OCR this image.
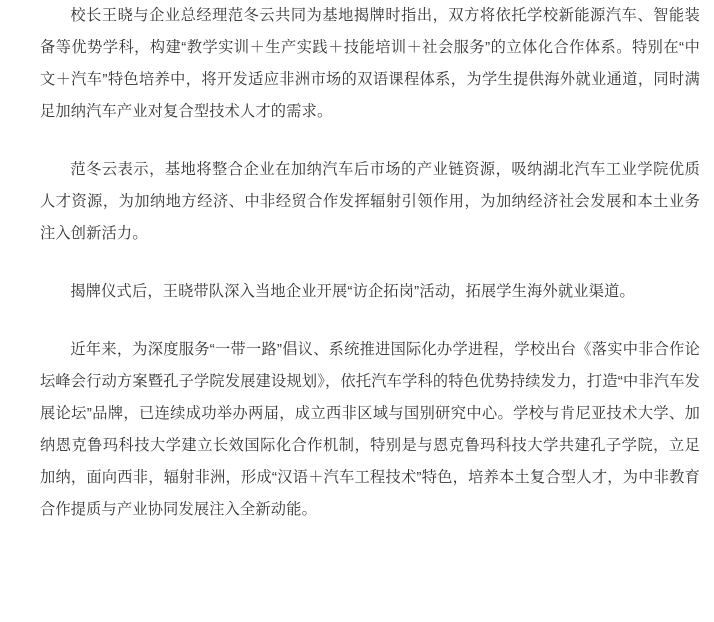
校长王晓与企业总经理范冬云共同为基地揭牌时指出，双方将依托学校新能源汽车、智能装备等优势学科，构建“教学实训＋生产实践＋技能培训＋社会服务”的立体化合作体系。特别在“中文＋汽车”特色培养中，将开发适应非洲市场的双语课程体系，为学生提供海外就业通道，同时满足加纳汽车产业对复合型技术人才的需求。

范冬云表示，基地将整合企业在加纳汽车后市场的产业链资源，吸纳湖北汽车工业学院优质人才资源，为加纳地方经济、中非经贸合作发挥辐射引领作用，为加纳经济社会发展和本土业务注入创新活力。

揭牌仪式后，王晓带队深入当地企业开展“访企拓岗”活动，拓展学生海外就业渠道。

近年来，为深度服务“一带一路”倡议、系统推进国际化办学进程，学校出台《落实中非合作论坛峰会行动方案暨孔子学院发展建设规划》，依托汽车学科的特色优势持续发力，打造“中非汽车发展论坛”品牌，已连续成功举办两届，成立西非区域与国别研究中心。学校与肯尼亚技术大学、加纳恩克鲁玛科技大学建立长效国际化合作机制，特别是与恩克鲁玛科技大学共建孔子学院，立足加纳，面向西非，辐射非洲，形成“汉语＋汽车工程技术”特色，培养本土复合型人才，为中非教育合作提质与产业协同发展注入全新动能。
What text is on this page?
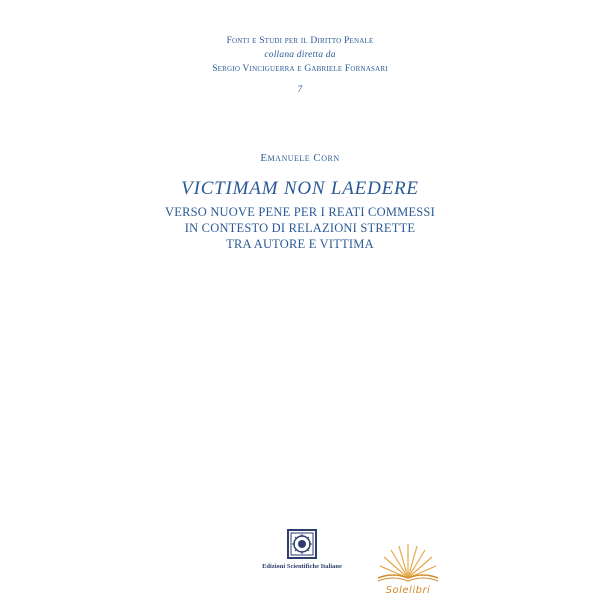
Fonti e Studi per il Diritto Penale
collana diretta da
Sergio Vinciguerra e Gabriele Fornasari
7
Emanuele Corn
VICTIMAM NON LAEDERE
VERSO NUOVE PENE PER I REATI COMMESSI
IN CONTESTO DI RELAZIONI STRETTE
TRA AUTORE E VITTIMA
Edizioni Scientifiche Italiane
Solelibri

▸ **Work required**:
Copy every line from the records above that contains the word "this".

▸ **Exercise solution**:
OCR this image.
What text is on this page?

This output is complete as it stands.